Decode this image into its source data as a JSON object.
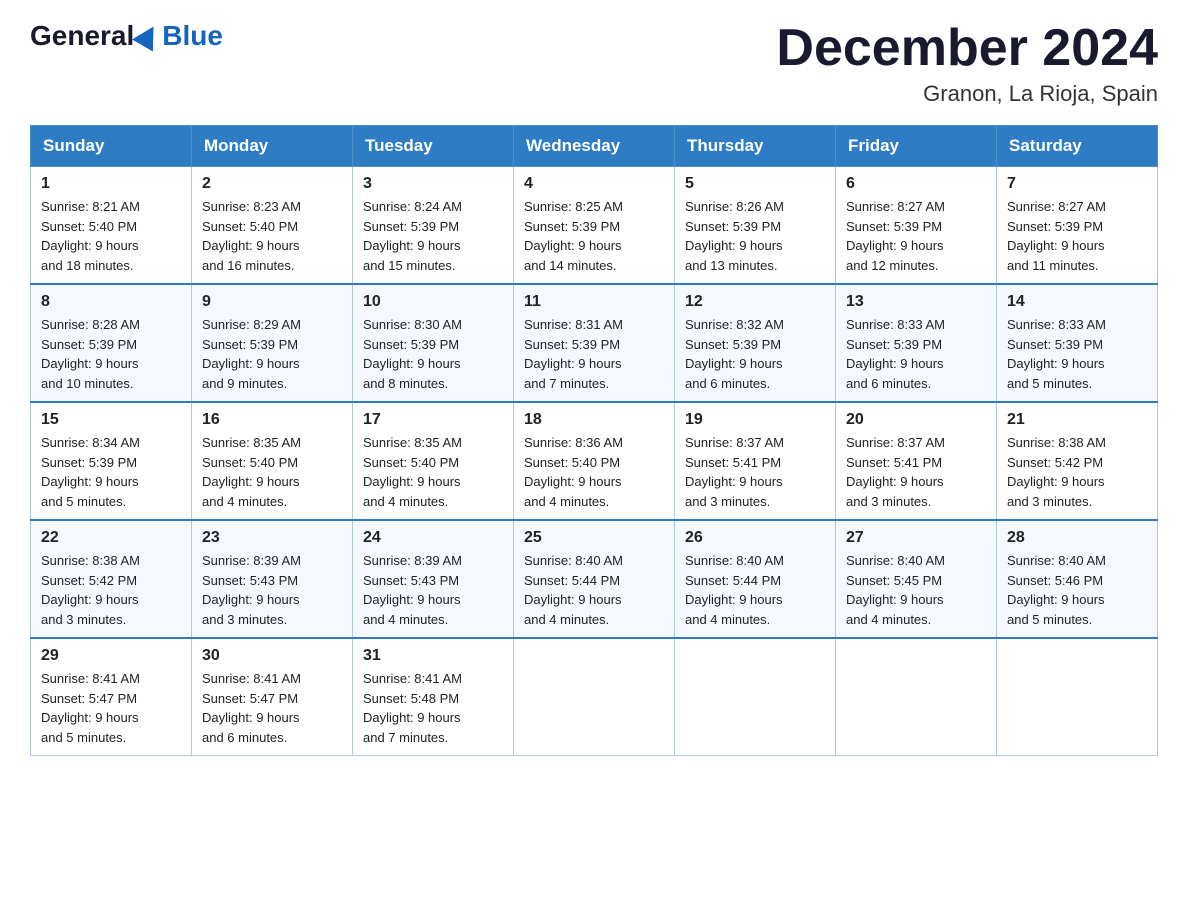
{
  "logo": {
    "general": "General",
    "blue": "Blue"
  },
  "title": "December 2024",
  "subtitle": "Granon, La Rioja, Spain",
  "days_of_week": [
    "Sunday",
    "Monday",
    "Tuesday",
    "Wednesday",
    "Thursday",
    "Friday",
    "Saturday"
  ],
  "weeks": [
    [
      {
        "day": "1",
        "sunrise": "8:21 AM",
        "sunset": "5:40 PM",
        "daylight": "9 hours and 18 minutes."
      },
      {
        "day": "2",
        "sunrise": "8:23 AM",
        "sunset": "5:40 PM",
        "daylight": "9 hours and 16 minutes."
      },
      {
        "day": "3",
        "sunrise": "8:24 AM",
        "sunset": "5:39 PM",
        "daylight": "9 hours and 15 minutes."
      },
      {
        "day": "4",
        "sunrise": "8:25 AM",
        "sunset": "5:39 PM",
        "daylight": "9 hours and 14 minutes."
      },
      {
        "day": "5",
        "sunrise": "8:26 AM",
        "sunset": "5:39 PM",
        "daylight": "9 hours and 13 minutes."
      },
      {
        "day": "6",
        "sunrise": "8:27 AM",
        "sunset": "5:39 PM",
        "daylight": "9 hours and 12 minutes."
      },
      {
        "day": "7",
        "sunrise": "8:27 AM",
        "sunset": "5:39 PM",
        "daylight": "9 hours and 11 minutes."
      }
    ],
    [
      {
        "day": "8",
        "sunrise": "8:28 AM",
        "sunset": "5:39 PM",
        "daylight": "9 hours and 10 minutes."
      },
      {
        "day": "9",
        "sunrise": "8:29 AM",
        "sunset": "5:39 PM",
        "daylight": "9 hours and 9 minutes."
      },
      {
        "day": "10",
        "sunrise": "8:30 AM",
        "sunset": "5:39 PM",
        "daylight": "9 hours and 8 minutes."
      },
      {
        "day": "11",
        "sunrise": "8:31 AM",
        "sunset": "5:39 PM",
        "daylight": "9 hours and 7 minutes."
      },
      {
        "day": "12",
        "sunrise": "8:32 AM",
        "sunset": "5:39 PM",
        "daylight": "9 hours and 6 minutes."
      },
      {
        "day": "13",
        "sunrise": "8:33 AM",
        "sunset": "5:39 PM",
        "daylight": "9 hours and 6 minutes."
      },
      {
        "day": "14",
        "sunrise": "8:33 AM",
        "sunset": "5:39 PM",
        "daylight": "9 hours and 5 minutes."
      }
    ],
    [
      {
        "day": "15",
        "sunrise": "8:34 AM",
        "sunset": "5:39 PM",
        "daylight": "9 hours and 5 minutes."
      },
      {
        "day": "16",
        "sunrise": "8:35 AM",
        "sunset": "5:40 PM",
        "daylight": "9 hours and 4 minutes."
      },
      {
        "day": "17",
        "sunrise": "8:35 AM",
        "sunset": "5:40 PM",
        "daylight": "9 hours and 4 minutes."
      },
      {
        "day": "18",
        "sunrise": "8:36 AM",
        "sunset": "5:40 PM",
        "daylight": "9 hours and 4 minutes."
      },
      {
        "day": "19",
        "sunrise": "8:37 AM",
        "sunset": "5:41 PM",
        "daylight": "9 hours and 3 minutes."
      },
      {
        "day": "20",
        "sunrise": "8:37 AM",
        "sunset": "5:41 PM",
        "daylight": "9 hours and 3 minutes."
      },
      {
        "day": "21",
        "sunrise": "8:38 AM",
        "sunset": "5:42 PM",
        "daylight": "9 hours and 3 minutes."
      }
    ],
    [
      {
        "day": "22",
        "sunrise": "8:38 AM",
        "sunset": "5:42 PM",
        "daylight": "9 hours and 3 minutes."
      },
      {
        "day": "23",
        "sunrise": "8:39 AM",
        "sunset": "5:43 PM",
        "daylight": "9 hours and 3 minutes."
      },
      {
        "day": "24",
        "sunrise": "8:39 AM",
        "sunset": "5:43 PM",
        "daylight": "9 hours and 4 minutes."
      },
      {
        "day": "25",
        "sunrise": "8:40 AM",
        "sunset": "5:44 PM",
        "daylight": "9 hours and 4 minutes."
      },
      {
        "day": "26",
        "sunrise": "8:40 AM",
        "sunset": "5:44 PM",
        "daylight": "9 hours and 4 minutes."
      },
      {
        "day": "27",
        "sunrise": "8:40 AM",
        "sunset": "5:45 PM",
        "daylight": "9 hours and 4 minutes."
      },
      {
        "day": "28",
        "sunrise": "8:40 AM",
        "sunset": "5:46 PM",
        "daylight": "9 hours and 5 minutes."
      }
    ],
    [
      {
        "day": "29",
        "sunrise": "8:41 AM",
        "sunset": "5:47 PM",
        "daylight": "9 hours and 5 minutes."
      },
      {
        "day": "30",
        "sunrise": "8:41 AM",
        "sunset": "5:47 PM",
        "daylight": "9 hours and 6 minutes."
      },
      {
        "day": "31",
        "sunrise": "8:41 AM",
        "sunset": "5:48 PM",
        "daylight": "9 hours and 7 minutes."
      },
      null,
      null,
      null,
      null
    ]
  ],
  "labels": {
    "sunrise": "Sunrise:",
    "sunset": "Sunset:",
    "daylight": "Daylight:"
  }
}
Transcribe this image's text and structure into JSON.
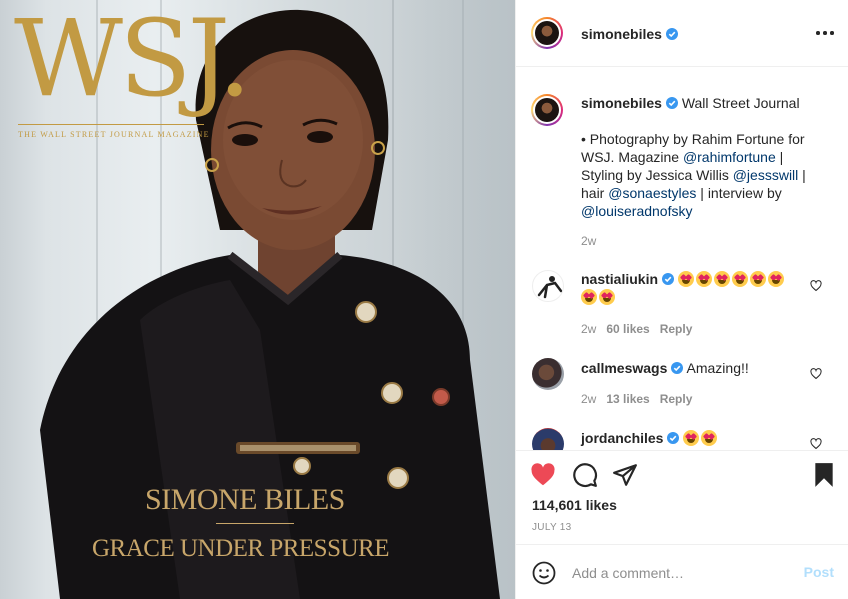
{
  "photo": {
    "logo_text": "WSJ.",
    "logo_tagline": "THE WALL STREET JOURNAL MAGAZINE",
    "cover_name": "SIMONE BILES",
    "cover_subtitle": "GRACE UNDER PRESSURE"
  },
  "header": {
    "username": "simonebiles",
    "verified_icon": "verified-badge-icon",
    "more_icon": "more-options-icon"
  },
  "caption": {
    "username": "simonebiles",
    "line1": "Wall Street Journal",
    "bullet_text": "• Photography by Rahim Fortune for WSJ. Magazine",
    "mention_1": "@rahimfortune",
    "sep_1": " | Styling by Jessica Willis",
    "mention_2": "@jessswill",
    "sep_2": " | hair",
    "mention_3": "@sonaestyles",
    "sep_3": " | interview by",
    "mention_4": "@louiseradnofsky",
    "time": "2w"
  },
  "comments": [
    {
      "username": "nastialiukin",
      "emoji_count": 8,
      "time": "2w",
      "likes": "60 likes",
      "reply": "Reply"
    },
    {
      "username": "callmeswags",
      "text": "Amazing!!",
      "time": "2w",
      "likes": "13 likes",
      "reply": "Reply"
    },
    {
      "username": "jordanchiles",
      "emoji_count": 2
    }
  ],
  "actions": {
    "likes": "114,601 likes",
    "date": "JULY 13",
    "liked": true,
    "saved": true
  },
  "add_comment": {
    "placeholder": "Add a comment…",
    "post_label": "Post"
  },
  "colors": {
    "gold": "#c29a43",
    "heart": "#ed4956",
    "verified": "#3897f0",
    "mention": "#00376b",
    "post_disabled": "#b2dffc"
  }
}
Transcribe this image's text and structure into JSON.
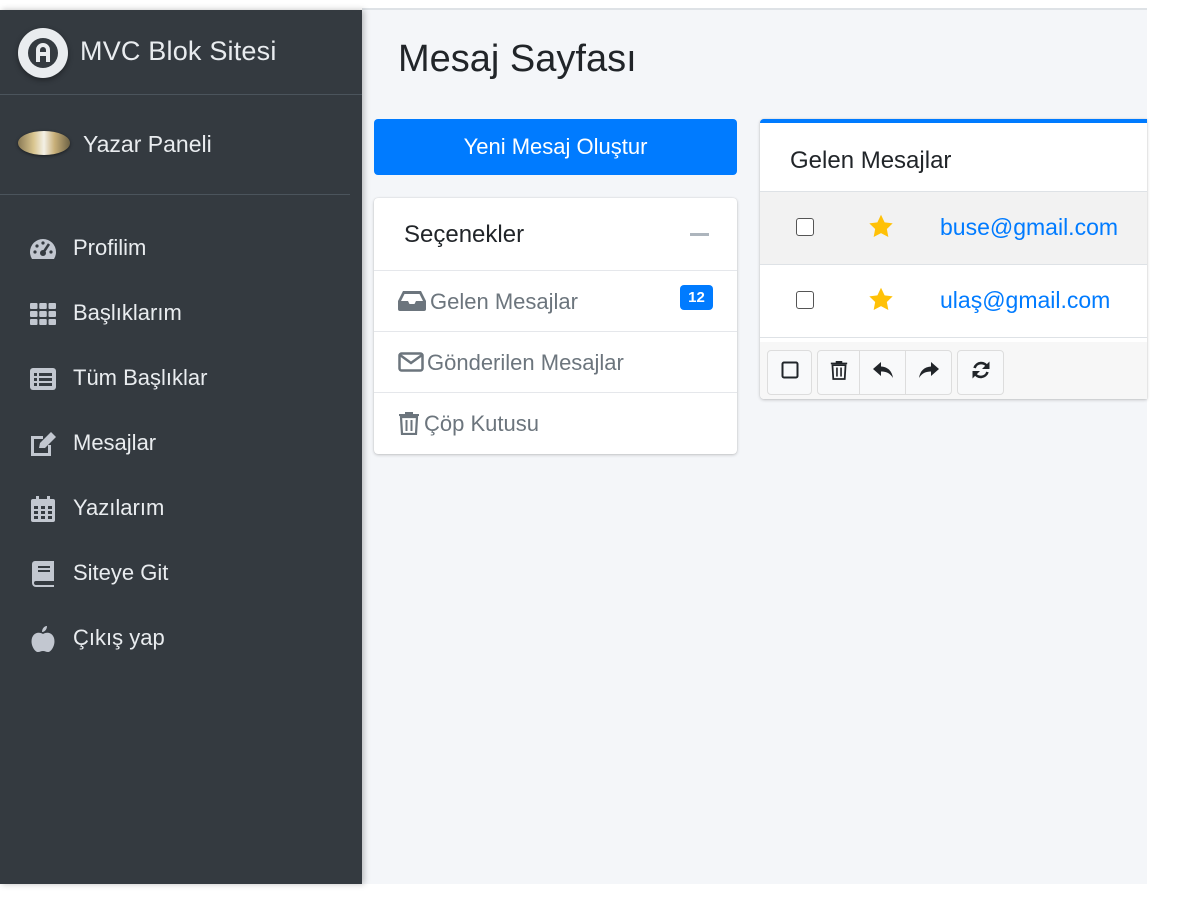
{
  "brand": {
    "title": "MVC Blok Sitesi",
    "logo_icon": "letter-a-logo-icon"
  },
  "user": {
    "name": "Yazar Paneli"
  },
  "sidebar": {
    "items": [
      {
        "label": "Profilim",
        "icon": "tachometer-icon"
      },
      {
        "label": "Başlıklarım",
        "icon": "grid-icon"
      },
      {
        "label": "Tüm Başlıklar",
        "icon": "list-alt-icon"
      },
      {
        "label": "Mesajlar",
        "icon": "edit-icon"
      },
      {
        "label": "Yazılarım",
        "icon": "calendar-icon"
      },
      {
        "label": "Siteye Git",
        "icon": "book-icon"
      },
      {
        "label": "Çıkış yap",
        "icon": "apple-icon"
      }
    ]
  },
  "page": {
    "title": "Mesaj Sayfası"
  },
  "new_message_button": "Yeni Mesaj Oluştur",
  "options": {
    "title": "Seçenekler",
    "items": [
      {
        "label": "Gelen Mesajlar",
        "icon": "inbox-icon",
        "badge": "12"
      },
      {
        "label": "Gönderilen Mesajlar",
        "icon": "envelope-icon"
      },
      {
        "label": "Çöp Kutusu",
        "icon": "trash-icon"
      }
    ]
  },
  "inbox": {
    "title": "Gelen Mesajlar",
    "messages": [
      {
        "from": "buse@gmail.com",
        "starred": true
      },
      {
        "from": "ulaş@gmail.com",
        "starred": true
      }
    ],
    "toolbar": [
      "check-square-icon",
      "trash-icon",
      "reply-icon",
      "share-icon",
      "refresh-icon"
    ]
  },
  "colors": {
    "primary": "#007bff",
    "sidebar": "#343a40",
    "star": "#ffc107",
    "content_bg": "#f4f6f9"
  }
}
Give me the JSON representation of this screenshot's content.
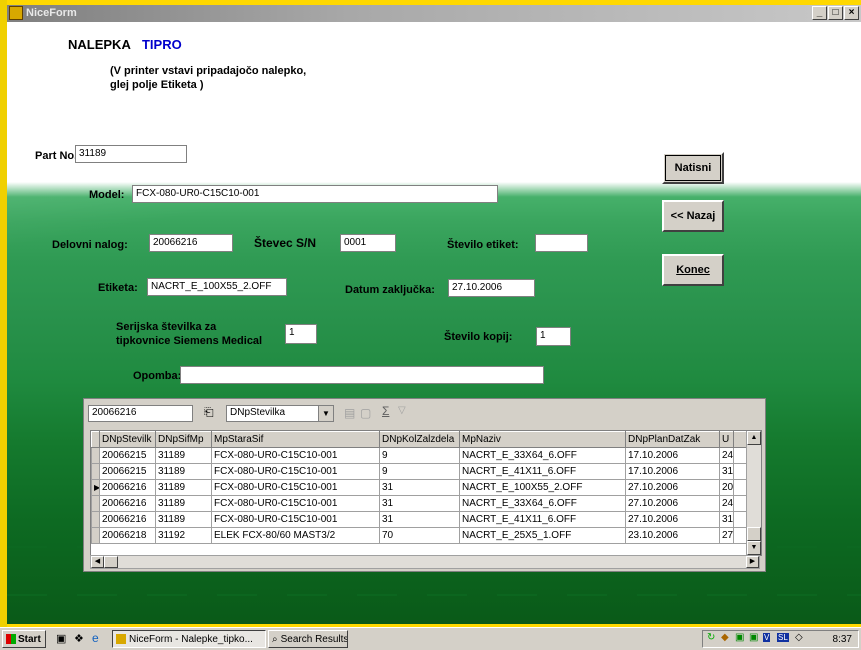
{
  "window": {
    "title": "NiceForm",
    "min_label": "_",
    "max_label": "□",
    "close_label": "×"
  },
  "form": {
    "heading": "NALEPKA",
    "heading_accent": "TIPRO",
    "note_line1": "(V printer vstavi pripadajočo nalepko,",
    "note_line2": "glej polje Etiketa )",
    "part_no_label": "Part No.:",
    "part_no_value": "31189",
    "model_label": "Model:",
    "model_value": "FCX-080-UR0-C15C10-001",
    "delovni_label": "Delovni nalog:",
    "delovni_value": "20066216",
    "stevec_label": "Števec S/N",
    "stevec_value": "0001",
    "st_etiket_label": "Število etiket:",
    "st_etiket_value": "",
    "etiketa_label": "Etiketa:",
    "etiketa_value": "NACRT_E_100X55_2.OFF",
    "datum_label": "Datum zaključka:",
    "datum_value": "27.10.2006",
    "serijska_line1": "Serijska številka za",
    "serijska_line2": "tipkovnice Siemens Medical",
    "serijska_value": "1",
    "st_kopij_label": "Število kopij:",
    "st_kopij_value": "1",
    "opomba_label": "Opomba:",
    "opomba_value": ""
  },
  "buttons": {
    "natisni": "Natisni",
    "nazaj": "<< Nazaj",
    "konec": "Konec"
  },
  "grid": {
    "search_value": "20066216",
    "search_field": "DNpStevilka",
    "columns": [
      "DNpStevilk",
      "DNpSifMp",
      "MpStaraSif",
      "DNpKolZalzdela",
      "MpNaziv",
      "DNpPlanDatZak",
      "U"
    ],
    "rows": [
      [
        "20066215",
        "31189",
        "FCX-080-UR0-C15C10-001",
        "9",
        "NACRT_E_33X64_6.OFF",
        "17.10.2006",
        "24"
      ],
      [
        "20066215",
        "31189",
        "FCX-080-UR0-C15C10-001",
        "9",
        "NACRT_E_41X11_6.OFF",
        "17.10.2006",
        "31"
      ],
      [
        "20066216",
        "31189",
        "FCX-080-UR0-C15C10-001",
        "31",
        "NACRT_E_100X55_2.OFF",
        "27.10.2006",
        "20"
      ],
      [
        "20066216",
        "31189",
        "FCX-080-UR0-C15C10-001",
        "31",
        "NACRT_E_33X64_6.OFF",
        "27.10.2006",
        "24"
      ],
      [
        "20066216",
        "31189",
        "FCX-080-UR0-C15C10-001",
        "31",
        "NACRT_E_41X11_6.OFF",
        "27.10.2006",
        "31"
      ],
      [
        "20066218",
        "31192",
        "ELEK FCX-80/60 MAST3/2",
        "70",
        "NACRT_E_25X5_1.OFF",
        "23.10.2006",
        "27"
      ]
    ],
    "current_row": 2
  },
  "taskbar": {
    "start": "Start",
    "task1": "NiceForm - Nalepke_tipko...",
    "task2": "Search Results",
    "tray_lang": "SL",
    "clock": "8:37"
  }
}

* * *

State the count of lines in the data holding the word "this", adding nothing to it.

4